:: Exercise requirements ::
Gather all lines in the data that hold the string "text".

--- Start ---

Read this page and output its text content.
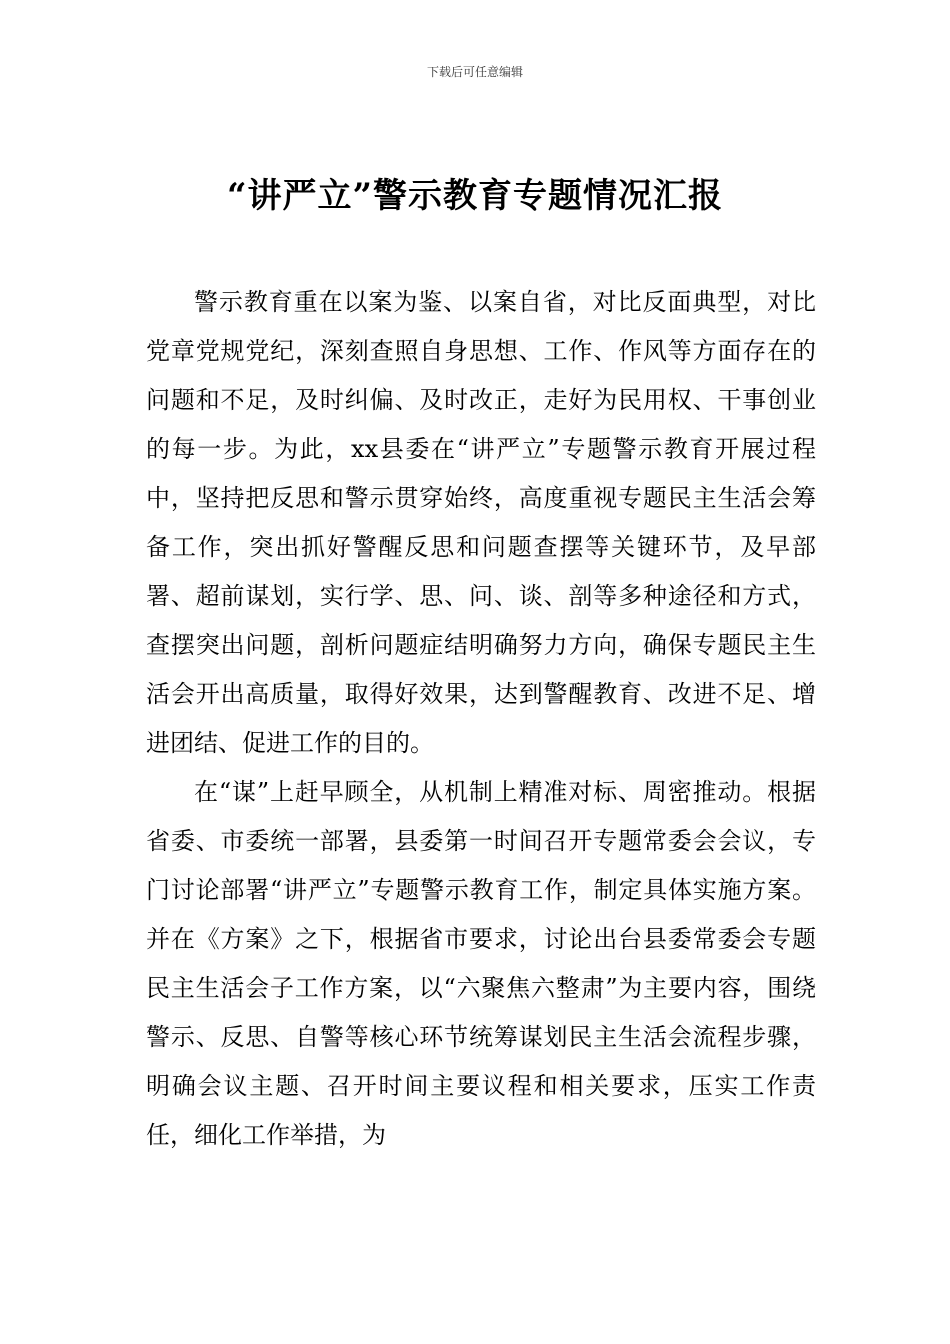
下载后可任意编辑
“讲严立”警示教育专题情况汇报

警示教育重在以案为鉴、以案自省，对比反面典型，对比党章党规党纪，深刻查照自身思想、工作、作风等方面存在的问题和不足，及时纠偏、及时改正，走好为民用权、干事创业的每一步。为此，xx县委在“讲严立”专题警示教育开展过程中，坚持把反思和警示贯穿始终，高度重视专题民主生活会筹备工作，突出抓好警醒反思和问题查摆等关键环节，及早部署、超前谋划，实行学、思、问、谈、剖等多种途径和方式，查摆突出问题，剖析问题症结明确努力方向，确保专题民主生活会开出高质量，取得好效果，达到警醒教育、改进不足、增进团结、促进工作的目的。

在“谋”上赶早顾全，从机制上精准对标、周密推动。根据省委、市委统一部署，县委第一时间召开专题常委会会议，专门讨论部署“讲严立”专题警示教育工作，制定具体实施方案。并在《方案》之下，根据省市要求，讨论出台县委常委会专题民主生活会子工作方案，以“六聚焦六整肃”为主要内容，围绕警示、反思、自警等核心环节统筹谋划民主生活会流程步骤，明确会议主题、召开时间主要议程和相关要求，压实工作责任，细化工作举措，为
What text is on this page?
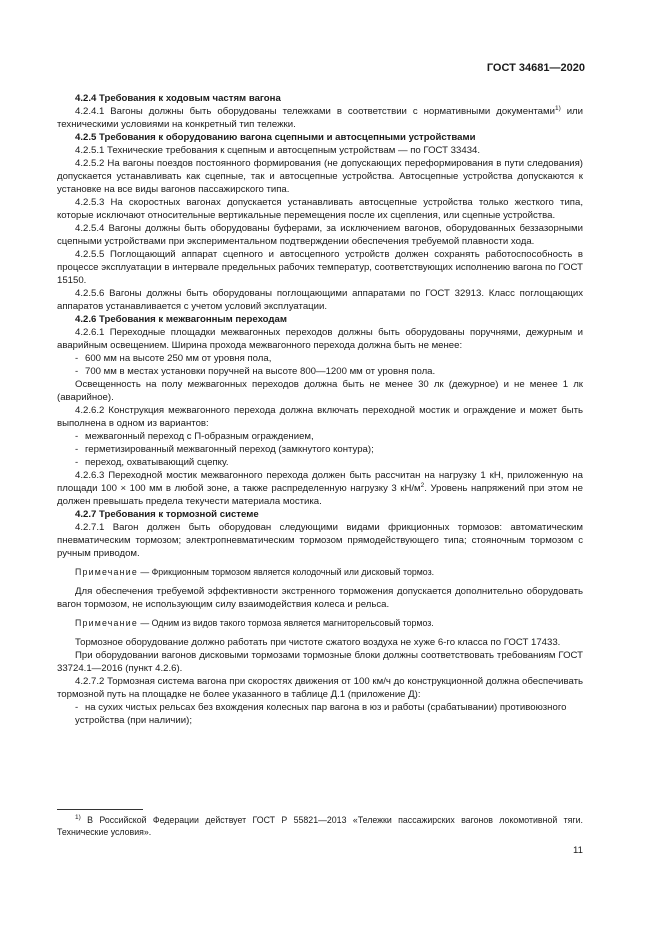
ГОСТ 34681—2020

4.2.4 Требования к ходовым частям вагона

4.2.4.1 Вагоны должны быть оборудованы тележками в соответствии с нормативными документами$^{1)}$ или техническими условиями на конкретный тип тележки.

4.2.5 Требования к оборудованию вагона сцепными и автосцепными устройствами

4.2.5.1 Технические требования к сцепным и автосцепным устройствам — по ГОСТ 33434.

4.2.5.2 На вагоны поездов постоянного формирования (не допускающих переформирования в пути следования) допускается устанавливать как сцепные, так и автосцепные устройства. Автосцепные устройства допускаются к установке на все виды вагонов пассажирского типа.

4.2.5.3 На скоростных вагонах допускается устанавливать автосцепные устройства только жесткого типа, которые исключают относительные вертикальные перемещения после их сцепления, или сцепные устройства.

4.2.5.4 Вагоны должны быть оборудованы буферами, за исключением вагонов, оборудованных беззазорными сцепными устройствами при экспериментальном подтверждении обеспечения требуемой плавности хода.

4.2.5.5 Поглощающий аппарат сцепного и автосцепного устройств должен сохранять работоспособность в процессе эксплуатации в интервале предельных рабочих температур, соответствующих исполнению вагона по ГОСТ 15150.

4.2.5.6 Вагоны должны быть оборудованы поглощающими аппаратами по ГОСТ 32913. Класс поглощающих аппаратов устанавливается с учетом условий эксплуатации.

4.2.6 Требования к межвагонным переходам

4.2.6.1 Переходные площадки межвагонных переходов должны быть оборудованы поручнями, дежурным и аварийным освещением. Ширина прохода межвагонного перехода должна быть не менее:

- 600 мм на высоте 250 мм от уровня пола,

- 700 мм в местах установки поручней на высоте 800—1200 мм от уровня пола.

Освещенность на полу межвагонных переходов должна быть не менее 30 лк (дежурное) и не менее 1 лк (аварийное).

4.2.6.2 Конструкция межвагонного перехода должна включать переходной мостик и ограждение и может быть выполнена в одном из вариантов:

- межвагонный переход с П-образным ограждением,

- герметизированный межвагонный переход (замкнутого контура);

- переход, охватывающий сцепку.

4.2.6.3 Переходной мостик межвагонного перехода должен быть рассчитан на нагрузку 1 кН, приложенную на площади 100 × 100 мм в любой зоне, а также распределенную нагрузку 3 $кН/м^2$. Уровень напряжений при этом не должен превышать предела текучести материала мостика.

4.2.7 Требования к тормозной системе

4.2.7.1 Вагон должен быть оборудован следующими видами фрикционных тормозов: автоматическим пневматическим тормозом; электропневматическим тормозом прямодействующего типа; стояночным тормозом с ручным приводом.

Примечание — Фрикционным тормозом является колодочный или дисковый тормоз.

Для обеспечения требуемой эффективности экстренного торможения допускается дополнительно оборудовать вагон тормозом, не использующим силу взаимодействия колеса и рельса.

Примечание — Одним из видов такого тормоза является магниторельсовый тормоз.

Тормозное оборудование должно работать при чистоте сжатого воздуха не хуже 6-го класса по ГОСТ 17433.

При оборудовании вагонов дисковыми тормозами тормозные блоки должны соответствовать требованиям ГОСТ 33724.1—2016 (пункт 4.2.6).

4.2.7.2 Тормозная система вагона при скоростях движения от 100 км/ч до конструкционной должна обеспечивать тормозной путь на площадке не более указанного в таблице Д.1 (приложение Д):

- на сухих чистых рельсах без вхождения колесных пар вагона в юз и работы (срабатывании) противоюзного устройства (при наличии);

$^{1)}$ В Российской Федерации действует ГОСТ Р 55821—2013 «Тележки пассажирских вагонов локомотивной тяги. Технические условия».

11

--- End ---

:: Final answer ::
Read this page and output its text content.
What text is on this page?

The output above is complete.